Write down each entry again, exactly as it reads.

────

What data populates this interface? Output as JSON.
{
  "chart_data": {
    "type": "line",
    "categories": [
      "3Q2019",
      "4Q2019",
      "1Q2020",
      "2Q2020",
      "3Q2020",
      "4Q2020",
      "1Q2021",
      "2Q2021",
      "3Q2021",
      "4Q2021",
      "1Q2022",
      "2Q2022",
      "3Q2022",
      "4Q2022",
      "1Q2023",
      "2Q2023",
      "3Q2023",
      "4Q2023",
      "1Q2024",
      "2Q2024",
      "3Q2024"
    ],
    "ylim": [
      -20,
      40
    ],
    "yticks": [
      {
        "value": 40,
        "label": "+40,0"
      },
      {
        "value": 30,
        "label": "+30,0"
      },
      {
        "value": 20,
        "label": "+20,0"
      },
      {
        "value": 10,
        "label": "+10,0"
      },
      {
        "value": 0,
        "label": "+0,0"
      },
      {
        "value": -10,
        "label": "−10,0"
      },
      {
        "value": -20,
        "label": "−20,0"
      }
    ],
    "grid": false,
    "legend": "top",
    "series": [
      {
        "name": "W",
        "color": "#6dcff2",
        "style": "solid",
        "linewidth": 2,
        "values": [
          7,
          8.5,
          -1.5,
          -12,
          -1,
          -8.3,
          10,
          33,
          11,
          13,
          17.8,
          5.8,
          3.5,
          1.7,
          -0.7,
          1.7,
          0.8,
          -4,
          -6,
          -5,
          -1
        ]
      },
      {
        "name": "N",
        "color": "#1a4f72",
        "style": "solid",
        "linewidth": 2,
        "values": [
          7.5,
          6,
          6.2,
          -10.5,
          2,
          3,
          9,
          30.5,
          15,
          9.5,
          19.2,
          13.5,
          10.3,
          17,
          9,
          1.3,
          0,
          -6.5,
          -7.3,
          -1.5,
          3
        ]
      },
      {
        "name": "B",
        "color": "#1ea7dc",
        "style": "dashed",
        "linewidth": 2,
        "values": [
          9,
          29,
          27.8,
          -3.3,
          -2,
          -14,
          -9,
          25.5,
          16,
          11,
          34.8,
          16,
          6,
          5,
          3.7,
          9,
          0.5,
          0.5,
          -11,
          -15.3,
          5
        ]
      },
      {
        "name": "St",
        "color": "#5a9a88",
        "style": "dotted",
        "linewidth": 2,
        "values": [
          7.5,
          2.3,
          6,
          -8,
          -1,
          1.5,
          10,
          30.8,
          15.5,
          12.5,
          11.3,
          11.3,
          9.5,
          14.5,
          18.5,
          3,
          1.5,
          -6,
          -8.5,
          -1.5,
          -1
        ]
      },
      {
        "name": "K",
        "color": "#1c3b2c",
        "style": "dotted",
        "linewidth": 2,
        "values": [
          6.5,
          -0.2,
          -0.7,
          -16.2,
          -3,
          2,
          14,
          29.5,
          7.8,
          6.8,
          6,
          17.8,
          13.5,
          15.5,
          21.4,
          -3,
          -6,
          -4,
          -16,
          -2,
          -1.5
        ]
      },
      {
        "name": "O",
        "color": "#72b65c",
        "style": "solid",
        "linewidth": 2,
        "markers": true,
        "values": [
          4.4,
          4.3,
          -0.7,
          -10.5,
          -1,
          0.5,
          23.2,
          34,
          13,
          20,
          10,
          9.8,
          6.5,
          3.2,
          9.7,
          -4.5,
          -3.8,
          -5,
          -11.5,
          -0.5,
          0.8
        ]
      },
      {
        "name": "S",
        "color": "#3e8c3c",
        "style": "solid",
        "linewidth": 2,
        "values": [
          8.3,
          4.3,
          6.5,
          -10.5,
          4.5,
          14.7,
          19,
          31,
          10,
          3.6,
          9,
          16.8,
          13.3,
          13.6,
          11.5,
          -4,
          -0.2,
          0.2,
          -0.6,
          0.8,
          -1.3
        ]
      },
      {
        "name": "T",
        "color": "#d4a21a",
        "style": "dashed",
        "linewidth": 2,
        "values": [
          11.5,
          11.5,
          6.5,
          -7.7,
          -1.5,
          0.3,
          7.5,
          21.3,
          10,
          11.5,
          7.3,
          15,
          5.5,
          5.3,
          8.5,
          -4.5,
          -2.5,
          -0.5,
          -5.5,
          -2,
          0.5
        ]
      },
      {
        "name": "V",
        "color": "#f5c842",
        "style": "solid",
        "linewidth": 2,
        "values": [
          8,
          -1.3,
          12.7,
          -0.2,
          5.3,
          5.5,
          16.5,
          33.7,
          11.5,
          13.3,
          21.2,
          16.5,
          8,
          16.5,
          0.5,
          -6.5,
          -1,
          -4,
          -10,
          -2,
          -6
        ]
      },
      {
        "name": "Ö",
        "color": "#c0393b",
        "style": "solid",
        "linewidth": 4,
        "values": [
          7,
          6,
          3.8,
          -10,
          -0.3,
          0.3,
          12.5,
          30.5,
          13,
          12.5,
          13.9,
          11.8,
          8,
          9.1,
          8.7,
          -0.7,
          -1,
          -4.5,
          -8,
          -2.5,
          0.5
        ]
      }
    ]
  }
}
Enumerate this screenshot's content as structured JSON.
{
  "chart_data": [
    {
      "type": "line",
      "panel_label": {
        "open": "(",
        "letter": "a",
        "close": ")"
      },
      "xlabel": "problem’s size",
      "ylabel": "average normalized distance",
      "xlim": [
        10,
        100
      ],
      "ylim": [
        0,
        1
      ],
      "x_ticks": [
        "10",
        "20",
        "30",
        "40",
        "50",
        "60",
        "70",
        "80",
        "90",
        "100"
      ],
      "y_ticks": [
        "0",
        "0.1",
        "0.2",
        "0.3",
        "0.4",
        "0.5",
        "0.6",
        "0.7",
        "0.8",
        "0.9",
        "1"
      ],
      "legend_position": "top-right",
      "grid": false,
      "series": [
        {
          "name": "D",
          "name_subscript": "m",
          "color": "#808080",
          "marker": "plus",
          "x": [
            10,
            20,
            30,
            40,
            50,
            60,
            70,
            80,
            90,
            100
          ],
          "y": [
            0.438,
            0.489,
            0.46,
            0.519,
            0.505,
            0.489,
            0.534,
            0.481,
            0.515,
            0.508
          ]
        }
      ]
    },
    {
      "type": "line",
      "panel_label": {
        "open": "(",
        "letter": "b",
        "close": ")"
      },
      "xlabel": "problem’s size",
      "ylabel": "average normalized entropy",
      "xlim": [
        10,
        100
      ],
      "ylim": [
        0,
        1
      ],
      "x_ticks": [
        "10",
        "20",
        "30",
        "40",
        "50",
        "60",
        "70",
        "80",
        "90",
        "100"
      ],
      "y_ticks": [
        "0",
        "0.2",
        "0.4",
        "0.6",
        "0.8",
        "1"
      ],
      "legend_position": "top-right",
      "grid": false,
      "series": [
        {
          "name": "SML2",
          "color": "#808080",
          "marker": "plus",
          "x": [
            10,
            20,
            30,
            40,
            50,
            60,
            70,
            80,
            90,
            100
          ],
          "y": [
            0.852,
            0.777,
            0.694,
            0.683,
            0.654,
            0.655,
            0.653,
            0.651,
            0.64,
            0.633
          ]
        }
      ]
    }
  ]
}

────

• **The solution**
What data populates this interface? Output as JSON.
{
  "chart_data": {
    "type": "line",
    "categories": [
      "3Q2019",
      "4Q2019",
      "1Q2020",
      "2Q2020",
      "3Q2020",
      "4Q2020",
      "1Q2021",
      "2Q2021",
      "3Q2021",
      "4Q2021",
      "1Q2022",
      "2Q2022",
      "3Q2022",
      "4Q2022",
      "1Q2023",
      "2Q2023",
      "3Q2023",
      "4Q2023",
      "1Q2024",
      "2Q2024",
      "3Q2024"
    ],
    "ylim": [
      -20,
      40
    ],
    "yticks": [
      {
        "value": 40,
        "label": "+40,0"
      },
      {
        "value": 30,
        "label": "+30,0"
      },
      {
        "value": 20,
        "label": "+20,0"
      },
      {
        "value": 10,
        "label": "+10,0"
      },
      {
        "value": 0,
        "label": "+0,0"
      },
      {
        "value": -10,
        "label": "−10,0"
      },
      {
        "value": -20,
        "label": "−20,0"
      }
    ],
    "grid": false,
    "legend": "top",
    "series": [
      {
        "name": "W",
        "color": "#6dcff2",
        "style": "solid",
        "linewidth": 2,
        "values": [
          7,
          8.5,
          -1.5,
          -12,
          -1,
          -8.3,
          10,
          33,
          11,
          13,
          17.8,
          5.8,
          3.5,
          1.7,
          -0.7,
          1.7,
          0.8,
          -4,
          -6,
          -5,
          -1
        ]
      },
      {
        "name": "N",
        "color": "#1a4f72",
        "style": "solid",
        "linewidth": 2,
        "values": [
          7.5,
          6,
          6.2,
          -10.5,
          2,
          3,
          9,
          30.5,
          15,
          9.5,
          19.2,
          13.5,
          10.3,
          17,
          9,
          1.3,
          0,
          -6.5,
          -7.3,
          -1.5,
          3
        ]
      },
      {
        "name": "B",
        "color": "#1ea7dc",
        "style": "dashed",
        "linewidth": 2,
        "values": [
          9,
          29,
          27.8,
          -3.3,
          -2,
          -14,
          -9,
          25.5,
          16,
          11,
          34.8,
          16,
          6,
          5,
          3.7,
          9,
          0.5,
          0.5,
          -11,
          -15.3,
          5
        ]
      },
      {
        "name": "St",
        "color": "#5a9a88",
        "style": "dotted",
        "linewidth": 2,
        "values": [
          7.5,
          2.3,
          6,
          -8,
          -1,
          1.5,
          10,
          30.8,
          15.5,
          12.5,
          11.3,
          11.3,
          9.5,
          14.5,
          18.5,
          3,
          1.5,
          -6,
          -8.5,
          -1.5,
          -1
        ]
      },
      {
        "name": "K",
        "color": "#1c3b2c",
        "style": "dotted",
        "linewidth": 2,
        "values": [
          6.5,
          -0.2,
          -0.7,
          -16.2,
          -3,
          2,
          14,
          29.5,
          7.8,
          6.8,
          6,
          17.8,
          13.5,
          15.5,
          21.4,
          -3,
          -6,
          -4,
          -16,
          -2,
          -1.5
        ]
      },
      {
        "name": "O",
        "color": "#72b65c",
        "style": "solid",
        "linewidth": 2,
        "markers": true,
        "values": [
          4.4,
          4.3,
          -0.7,
          -10.5,
          -1,
          0.5,
          23.2,
          34,
          13,
          20,
          10,
          9.8,
          6.5,
          3.2,
          9.7,
          -4.5,
          -3.8,
          -5,
          -11.5,
          -0.5,
          0.8
        ]
      },
      {
        "name": "S",
        "color": "#3e8c3c",
        "style": "solid",
        "linewidth": 2,
        "values": [
          8.3,
          4.3,
          6.5,
          -10.5,
          4.5,
          14.7,
          19,
          31,
          10,
          3.6,
          9,
          16.8,
          13.3,
          13.6,
          11.5,
          -4,
          -0.2,
          0.2,
          -0.6,
          0.8,
          -1.3
        ]
      },
      {
        "name": "T",
        "color": "#d4a21a",
        "style": "dashed",
        "linewidth": 2,
        "values": [
          11.5,
          11.5,
          6.5,
          -7.7,
          -1.5,
          0.3,
          7.5,
          21.3,
          10,
          11.5,
          7.3,
          15,
          5.5,
          5.3,
          8.5,
          -4.5,
          -2.5,
          -0.5,
          -5.5,
          -2,
          0.5
        ]
      },
      {
        "name": "V",
        "color": "#f5c842",
        "style": "solid",
        "linewidth": 2,
        "values": [
          8,
          -1.3,
          12.7,
          -0.2,
          5.3,
          5.5,
          16.5,
          33.7,
          11.5,
          13.3,
          21.2,
          16.5,
          8,
          16.5,
          0.5,
          -6.5,
          -1,
          -4,
          -10,
          -2,
          -6
        ]
      },
      {
        "name": "Ö",
        "color": "#c0393b",
        "style": "solid",
        "linewidth": 4,
        "values": [
          7,
          6,
          3.8,
          -10,
          -0.3,
          0.3,
          12.5,
          30.5,
          13,
          12.5,
          13.9,
          11.8,
          8,
          9.1,
          8.7,
          -0.7,
          -1,
          -4.5,
          -8,
          -2.5,
          0.5
        ]
      }
    ]
  }
}
Enumerate this screenshot's content as structured JSON.
{
  "chart_data": [
    {
      "type": "line",
      "panel_label": {
        "open": "(",
        "letter": "a",
        "close": ")"
      },
      "xlabel": "problem’s size",
      "ylabel": "average normalized distance",
      "xlim": [
        10,
        100
      ],
      "ylim": [
        0,
        1
      ],
      "x_ticks": [
        "10",
        "20",
        "30",
        "40",
        "50",
        "60",
        "70",
        "80",
        "90",
        "100"
      ],
      "y_ticks": [
        "0",
        "0.1",
        "0.2",
        "0.3",
        "0.4",
        "0.5",
        "0.6",
        "0.7",
        "0.8",
        "0.9",
        "1"
      ],
      "legend_position": "top-right",
      "grid": false,
      "series": [
        {
          "name": "D",
          "name_subscript": "m",
          "color": "#808080",
          "marker": "plus",
          "x": [
            10,
            20,
            30,
            40,
            50,
            60,
            70,
            80,
            90,
            100
          ],
          "y": [
            0.438,
            0.489,
            0.46,
            0.519,
            0.505,
            0.489,
            0.534,
            0.481,
            0.515,
            0.508
          ]
        }
      ]
    },
    {
      "type": "line",
      "panel_label": {
        "open": "(",
        "letter": "b",
        "close": ")"
      },
      "xlabel": "problem’s size",
      "ylabel": "average normalized entropy",
      "xlim": [
        10,
        100
      ],
      "ylim": [
        0,
        1
      ],
      "x_ticks": [
        "10",
        "20",
        "30",
        "40",
        "50",
        "60",
        "70",
        "80",
        "90",
        "100"
      ],
      "y_ticks": [
        "0",
        "0.2",
        "0.4",
        "0.6",
        "0.8",
        "1"
      ],
      "legend_position": "top-right",
      "grid": false,
      "series": [
        {
          "name": "SML2",
          "color": "#808080",
          "marker": "plus",
          "x": [
            10,
            20,
            30,
            40,
            50,
            60,
            70,
            80,
            90,
            100
          ],
          "y": [
            0.852,
            0.777,
            0.694,
            0.683,
            0.654,
            0.655,
            0.653,
            0.651,
            0.64,
            0.633
          ]
        }
      ]
    }
  ]
}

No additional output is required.